Work required | Filter the entries below, keeping every line that has the word "JavaScript".

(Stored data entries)
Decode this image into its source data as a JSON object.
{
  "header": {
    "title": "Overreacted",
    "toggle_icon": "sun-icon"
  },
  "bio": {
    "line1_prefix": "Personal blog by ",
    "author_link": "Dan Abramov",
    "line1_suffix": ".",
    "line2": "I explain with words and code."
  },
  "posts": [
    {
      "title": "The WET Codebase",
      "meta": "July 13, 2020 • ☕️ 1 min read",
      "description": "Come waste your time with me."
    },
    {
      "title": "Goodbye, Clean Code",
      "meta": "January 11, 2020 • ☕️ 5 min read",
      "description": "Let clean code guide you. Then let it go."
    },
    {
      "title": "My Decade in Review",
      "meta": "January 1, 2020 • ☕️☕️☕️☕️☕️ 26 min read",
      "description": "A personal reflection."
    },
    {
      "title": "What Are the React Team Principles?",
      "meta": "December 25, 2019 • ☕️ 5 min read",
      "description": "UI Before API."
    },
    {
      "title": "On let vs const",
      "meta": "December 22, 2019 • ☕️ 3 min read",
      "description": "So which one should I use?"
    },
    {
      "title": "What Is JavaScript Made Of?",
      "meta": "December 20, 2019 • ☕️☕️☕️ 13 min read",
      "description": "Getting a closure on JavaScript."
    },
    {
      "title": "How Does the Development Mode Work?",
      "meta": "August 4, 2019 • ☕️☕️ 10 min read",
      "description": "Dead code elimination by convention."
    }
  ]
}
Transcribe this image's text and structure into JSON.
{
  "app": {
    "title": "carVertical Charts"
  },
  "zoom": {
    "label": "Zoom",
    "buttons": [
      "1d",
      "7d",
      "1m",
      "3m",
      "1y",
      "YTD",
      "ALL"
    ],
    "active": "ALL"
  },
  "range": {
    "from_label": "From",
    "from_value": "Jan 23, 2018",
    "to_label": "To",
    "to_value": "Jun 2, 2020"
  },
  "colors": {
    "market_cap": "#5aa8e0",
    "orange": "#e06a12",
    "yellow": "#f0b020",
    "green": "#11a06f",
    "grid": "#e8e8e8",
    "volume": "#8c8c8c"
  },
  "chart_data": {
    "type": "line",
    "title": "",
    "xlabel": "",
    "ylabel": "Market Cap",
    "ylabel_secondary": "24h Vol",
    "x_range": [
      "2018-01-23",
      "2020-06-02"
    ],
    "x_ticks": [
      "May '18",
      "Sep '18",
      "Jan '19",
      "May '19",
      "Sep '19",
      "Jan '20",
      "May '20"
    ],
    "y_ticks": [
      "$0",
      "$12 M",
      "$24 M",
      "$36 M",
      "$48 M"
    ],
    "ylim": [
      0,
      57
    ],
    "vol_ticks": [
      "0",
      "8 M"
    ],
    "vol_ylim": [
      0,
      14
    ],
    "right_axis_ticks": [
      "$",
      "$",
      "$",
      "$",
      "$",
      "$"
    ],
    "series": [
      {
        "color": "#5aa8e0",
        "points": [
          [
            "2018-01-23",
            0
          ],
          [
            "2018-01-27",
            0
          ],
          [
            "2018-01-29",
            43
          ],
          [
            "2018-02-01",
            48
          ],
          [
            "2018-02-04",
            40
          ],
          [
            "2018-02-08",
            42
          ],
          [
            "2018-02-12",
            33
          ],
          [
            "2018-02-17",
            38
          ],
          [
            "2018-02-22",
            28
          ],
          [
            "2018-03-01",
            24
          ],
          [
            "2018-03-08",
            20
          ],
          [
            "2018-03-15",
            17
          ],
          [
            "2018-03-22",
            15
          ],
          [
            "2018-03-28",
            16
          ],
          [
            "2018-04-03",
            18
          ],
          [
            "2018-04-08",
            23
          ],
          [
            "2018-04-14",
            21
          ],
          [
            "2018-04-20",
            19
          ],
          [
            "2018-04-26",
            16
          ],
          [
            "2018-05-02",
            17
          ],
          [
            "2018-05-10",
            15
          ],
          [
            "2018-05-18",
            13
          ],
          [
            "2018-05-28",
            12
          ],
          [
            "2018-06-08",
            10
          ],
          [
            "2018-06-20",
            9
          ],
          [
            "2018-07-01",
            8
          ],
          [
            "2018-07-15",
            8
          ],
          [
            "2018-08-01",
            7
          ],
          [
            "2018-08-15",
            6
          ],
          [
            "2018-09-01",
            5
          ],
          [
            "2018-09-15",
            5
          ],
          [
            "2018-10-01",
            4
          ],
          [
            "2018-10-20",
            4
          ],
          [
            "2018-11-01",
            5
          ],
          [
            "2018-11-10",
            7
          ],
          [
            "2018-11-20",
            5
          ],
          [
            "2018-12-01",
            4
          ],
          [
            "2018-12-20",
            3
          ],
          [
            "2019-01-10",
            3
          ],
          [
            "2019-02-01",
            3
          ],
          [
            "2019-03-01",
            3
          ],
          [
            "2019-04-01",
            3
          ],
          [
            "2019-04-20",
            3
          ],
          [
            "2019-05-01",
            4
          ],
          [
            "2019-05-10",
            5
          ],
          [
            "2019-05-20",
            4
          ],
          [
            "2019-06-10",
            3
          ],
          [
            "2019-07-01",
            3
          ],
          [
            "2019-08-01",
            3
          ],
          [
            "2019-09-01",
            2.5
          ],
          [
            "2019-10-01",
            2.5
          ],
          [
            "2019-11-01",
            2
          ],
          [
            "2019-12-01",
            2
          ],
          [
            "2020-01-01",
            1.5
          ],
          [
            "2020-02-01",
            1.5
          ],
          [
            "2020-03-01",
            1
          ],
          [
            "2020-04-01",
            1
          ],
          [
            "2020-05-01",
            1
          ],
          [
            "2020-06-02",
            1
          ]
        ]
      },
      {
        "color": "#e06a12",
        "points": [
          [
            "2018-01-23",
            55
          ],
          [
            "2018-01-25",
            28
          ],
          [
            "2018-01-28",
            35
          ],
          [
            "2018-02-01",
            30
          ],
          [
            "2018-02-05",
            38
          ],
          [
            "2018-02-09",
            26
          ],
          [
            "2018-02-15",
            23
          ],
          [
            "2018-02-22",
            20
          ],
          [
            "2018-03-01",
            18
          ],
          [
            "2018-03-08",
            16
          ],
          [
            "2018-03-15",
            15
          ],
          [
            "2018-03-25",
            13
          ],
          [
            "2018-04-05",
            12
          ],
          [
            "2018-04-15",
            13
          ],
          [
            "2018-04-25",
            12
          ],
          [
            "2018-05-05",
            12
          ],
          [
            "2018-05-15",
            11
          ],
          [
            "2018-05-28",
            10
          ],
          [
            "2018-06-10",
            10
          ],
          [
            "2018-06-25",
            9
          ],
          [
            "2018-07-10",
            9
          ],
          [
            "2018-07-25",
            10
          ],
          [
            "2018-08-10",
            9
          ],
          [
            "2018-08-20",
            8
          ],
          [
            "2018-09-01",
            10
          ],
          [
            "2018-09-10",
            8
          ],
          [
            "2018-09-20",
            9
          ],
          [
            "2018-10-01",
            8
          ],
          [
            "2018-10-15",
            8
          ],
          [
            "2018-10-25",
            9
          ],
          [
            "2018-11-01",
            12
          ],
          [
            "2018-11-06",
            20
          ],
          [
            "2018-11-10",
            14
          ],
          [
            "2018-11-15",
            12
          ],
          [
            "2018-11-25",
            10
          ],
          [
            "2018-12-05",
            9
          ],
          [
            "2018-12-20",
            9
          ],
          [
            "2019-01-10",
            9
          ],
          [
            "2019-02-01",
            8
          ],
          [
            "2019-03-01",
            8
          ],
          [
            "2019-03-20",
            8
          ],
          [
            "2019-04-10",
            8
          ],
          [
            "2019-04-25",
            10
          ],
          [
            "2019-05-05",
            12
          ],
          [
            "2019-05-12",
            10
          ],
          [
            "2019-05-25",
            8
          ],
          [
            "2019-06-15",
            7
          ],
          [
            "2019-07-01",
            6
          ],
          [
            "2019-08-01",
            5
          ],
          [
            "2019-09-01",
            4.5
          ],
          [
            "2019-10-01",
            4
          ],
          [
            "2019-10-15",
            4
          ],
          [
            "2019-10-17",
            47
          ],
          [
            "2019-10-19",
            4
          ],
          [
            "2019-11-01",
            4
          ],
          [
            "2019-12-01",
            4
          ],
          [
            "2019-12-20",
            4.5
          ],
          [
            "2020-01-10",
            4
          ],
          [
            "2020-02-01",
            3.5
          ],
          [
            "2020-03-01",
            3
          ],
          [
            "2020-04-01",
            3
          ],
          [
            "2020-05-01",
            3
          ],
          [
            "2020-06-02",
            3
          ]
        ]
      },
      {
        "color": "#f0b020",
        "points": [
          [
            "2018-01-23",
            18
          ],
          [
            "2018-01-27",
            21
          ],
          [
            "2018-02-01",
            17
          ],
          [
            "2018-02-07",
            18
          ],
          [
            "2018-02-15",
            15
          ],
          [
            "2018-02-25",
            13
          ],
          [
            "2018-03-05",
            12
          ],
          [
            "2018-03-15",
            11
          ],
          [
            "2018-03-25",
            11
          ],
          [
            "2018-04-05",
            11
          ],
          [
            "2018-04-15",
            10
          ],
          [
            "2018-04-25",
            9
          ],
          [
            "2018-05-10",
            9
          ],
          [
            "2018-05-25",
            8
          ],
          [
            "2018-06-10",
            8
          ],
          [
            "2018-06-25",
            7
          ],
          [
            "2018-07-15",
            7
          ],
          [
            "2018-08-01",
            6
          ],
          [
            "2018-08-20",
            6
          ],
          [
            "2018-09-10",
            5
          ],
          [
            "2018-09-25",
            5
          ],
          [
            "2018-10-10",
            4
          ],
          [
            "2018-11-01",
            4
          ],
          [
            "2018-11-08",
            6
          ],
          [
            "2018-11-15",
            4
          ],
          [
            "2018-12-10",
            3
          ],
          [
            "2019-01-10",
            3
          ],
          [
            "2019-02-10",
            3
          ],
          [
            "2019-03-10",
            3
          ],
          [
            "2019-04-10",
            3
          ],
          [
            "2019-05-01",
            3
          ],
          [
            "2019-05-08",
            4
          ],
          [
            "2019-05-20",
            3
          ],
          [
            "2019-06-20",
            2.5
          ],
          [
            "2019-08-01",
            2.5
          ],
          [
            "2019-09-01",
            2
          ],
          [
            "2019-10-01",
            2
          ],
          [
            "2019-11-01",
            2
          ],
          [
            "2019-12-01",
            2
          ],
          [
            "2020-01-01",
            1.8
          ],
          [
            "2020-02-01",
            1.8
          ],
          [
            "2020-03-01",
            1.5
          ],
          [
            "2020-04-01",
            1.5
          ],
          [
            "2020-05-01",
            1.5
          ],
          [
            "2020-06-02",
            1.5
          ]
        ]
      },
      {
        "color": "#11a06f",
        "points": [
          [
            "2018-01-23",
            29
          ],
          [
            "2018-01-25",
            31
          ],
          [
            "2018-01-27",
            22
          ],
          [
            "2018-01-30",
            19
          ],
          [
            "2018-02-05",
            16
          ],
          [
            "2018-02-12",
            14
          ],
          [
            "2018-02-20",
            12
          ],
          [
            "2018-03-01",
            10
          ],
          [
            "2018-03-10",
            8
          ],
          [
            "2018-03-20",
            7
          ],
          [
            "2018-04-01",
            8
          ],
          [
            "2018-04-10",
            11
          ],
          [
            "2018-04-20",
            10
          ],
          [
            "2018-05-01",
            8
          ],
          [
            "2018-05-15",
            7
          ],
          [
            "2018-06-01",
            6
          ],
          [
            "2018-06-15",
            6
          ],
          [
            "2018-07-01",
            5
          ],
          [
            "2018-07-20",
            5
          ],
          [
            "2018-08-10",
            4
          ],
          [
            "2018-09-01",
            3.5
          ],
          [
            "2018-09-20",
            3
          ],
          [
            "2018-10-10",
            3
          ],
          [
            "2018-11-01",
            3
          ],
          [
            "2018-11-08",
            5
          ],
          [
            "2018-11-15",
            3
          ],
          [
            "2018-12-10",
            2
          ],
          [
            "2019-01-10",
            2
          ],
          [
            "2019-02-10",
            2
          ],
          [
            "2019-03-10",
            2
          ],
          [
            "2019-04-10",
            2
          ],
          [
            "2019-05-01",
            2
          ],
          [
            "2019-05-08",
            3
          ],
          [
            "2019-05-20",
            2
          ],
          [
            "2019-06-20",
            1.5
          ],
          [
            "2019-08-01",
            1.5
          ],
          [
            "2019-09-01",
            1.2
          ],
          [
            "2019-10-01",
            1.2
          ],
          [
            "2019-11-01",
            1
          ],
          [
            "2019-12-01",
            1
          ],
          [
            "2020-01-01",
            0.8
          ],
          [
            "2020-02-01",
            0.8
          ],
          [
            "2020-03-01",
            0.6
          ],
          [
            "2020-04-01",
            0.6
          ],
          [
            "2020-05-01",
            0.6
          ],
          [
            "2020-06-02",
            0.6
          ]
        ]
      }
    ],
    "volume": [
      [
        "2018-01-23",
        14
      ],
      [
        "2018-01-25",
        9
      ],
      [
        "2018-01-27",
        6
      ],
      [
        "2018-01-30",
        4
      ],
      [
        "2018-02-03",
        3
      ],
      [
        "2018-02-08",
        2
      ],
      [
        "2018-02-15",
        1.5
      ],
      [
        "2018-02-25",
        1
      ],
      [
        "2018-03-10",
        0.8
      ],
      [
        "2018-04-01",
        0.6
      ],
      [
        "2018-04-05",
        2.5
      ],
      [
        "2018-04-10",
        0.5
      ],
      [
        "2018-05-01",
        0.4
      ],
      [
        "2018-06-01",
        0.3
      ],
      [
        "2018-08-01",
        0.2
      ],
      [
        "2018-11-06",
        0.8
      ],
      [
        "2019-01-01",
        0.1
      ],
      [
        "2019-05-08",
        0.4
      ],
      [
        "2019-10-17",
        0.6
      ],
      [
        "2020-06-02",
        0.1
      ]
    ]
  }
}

The result |
      "title": "What Is JavaScript Made Of?",
      "description": "Getting a closure on JavaScript."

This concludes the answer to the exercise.